### Extracted records
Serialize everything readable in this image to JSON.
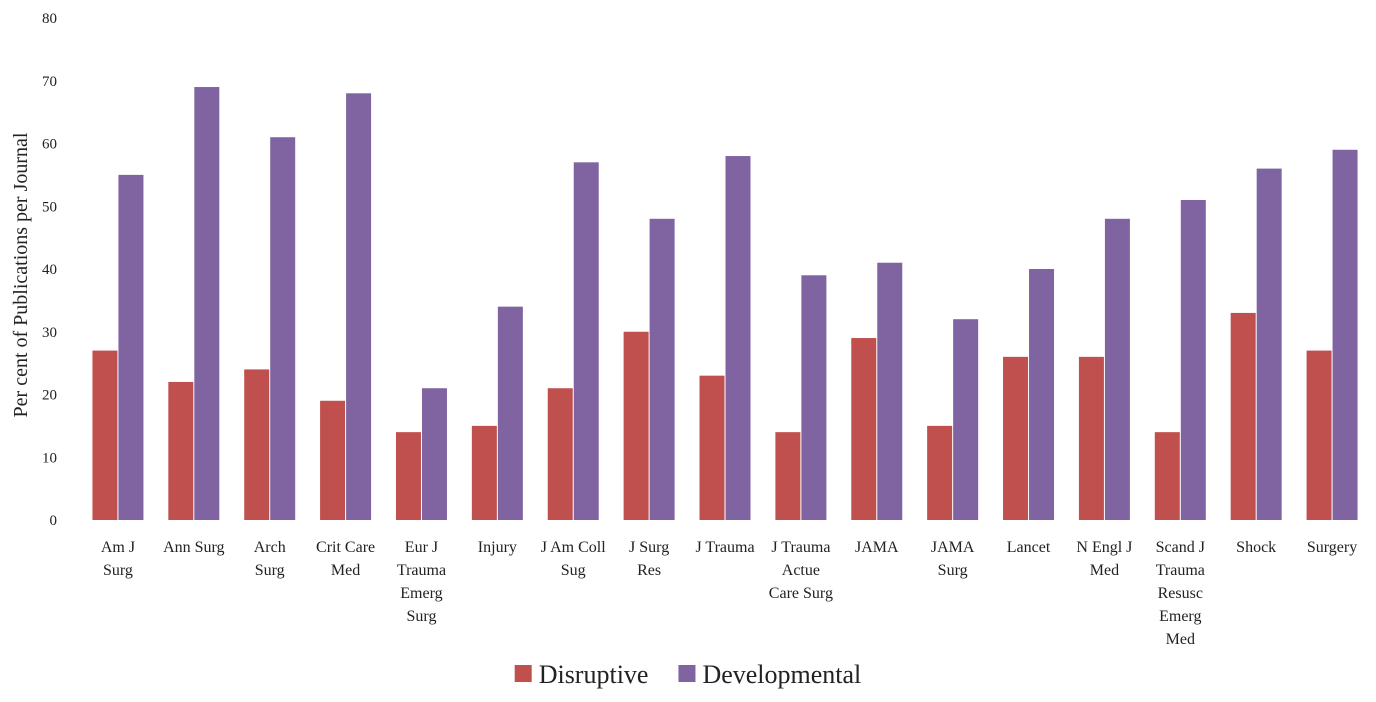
{
  "chart_data": {
    "type": "bar",
    "title": "",
    "xlabel": "",
    "ylabel": "Per cent of Publications per Journal",
    "ylim": [
      0,
      80
    ],
    "yticks": [
      0,
      10,
      20,
      30,
      40,
      50,
      60,
      70,
      80
    ],
    "grid": false,
    "legend_position": "bottom-center",
    "categories": [
      [
        "Am J",
        "Surg"
      ],
      [
        "Ann Surg"
      ],
      [
        "Arch",
        "Surg"
      ],
      [
        "Crit Care",
        "Med"
      ],
      [
        "Eur J",
        "Trauma",
        "Emerg",
        "Surg"
      ],
      [
        "Injury"
      ],
      [
        "J Am Coll",
        "Sug"
      ],
      [
        "J Surg",
        "Res"
      ],
      [
        "J Trauma"
      ],
      [
        "J Trauma",
        "Actue",
        "Care Surg"
      ],
      [
        "JAMA"
      ],
      [
        "JAMA",
        "Surg"
      ],
      [
        "Lancet"
      ],
      [
        "N Engl J",
        "Med"
      ],
      [
        "Scand J",
        "Trauma",
        "Resusc",
        "Emerg",
        "Med"
      ],
      [
        "Shock"
      ],
      [
        "Surgery"
      ]
    ],
    "series": [
      {
        "name": "Disruptive",
        "color": "#c0504d",
        "values": [
          27,
          22,
          24,
          19,
          14,
          15,
          21,
          30,
          23,
          14,
          29,
          15,
          26,
          26,
          14,
          33,
          27
        ]
      },
      {
        "name": "Developmental",
        "color": "#8064a2",
        "values": [
          55,
          69,
          61,
          68,
          21,
          34,
          57,
          48,
          58,
          39,
          41,
          32,
          40,
          48,
          51,
          56,
          59
        ]
      }
    ]
  }
}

### Goal of the exercise
In the entries above, find each line with the word "name" and show it.

### Finished exercise
        "name": "Disruptive",
        "name": "Developmental",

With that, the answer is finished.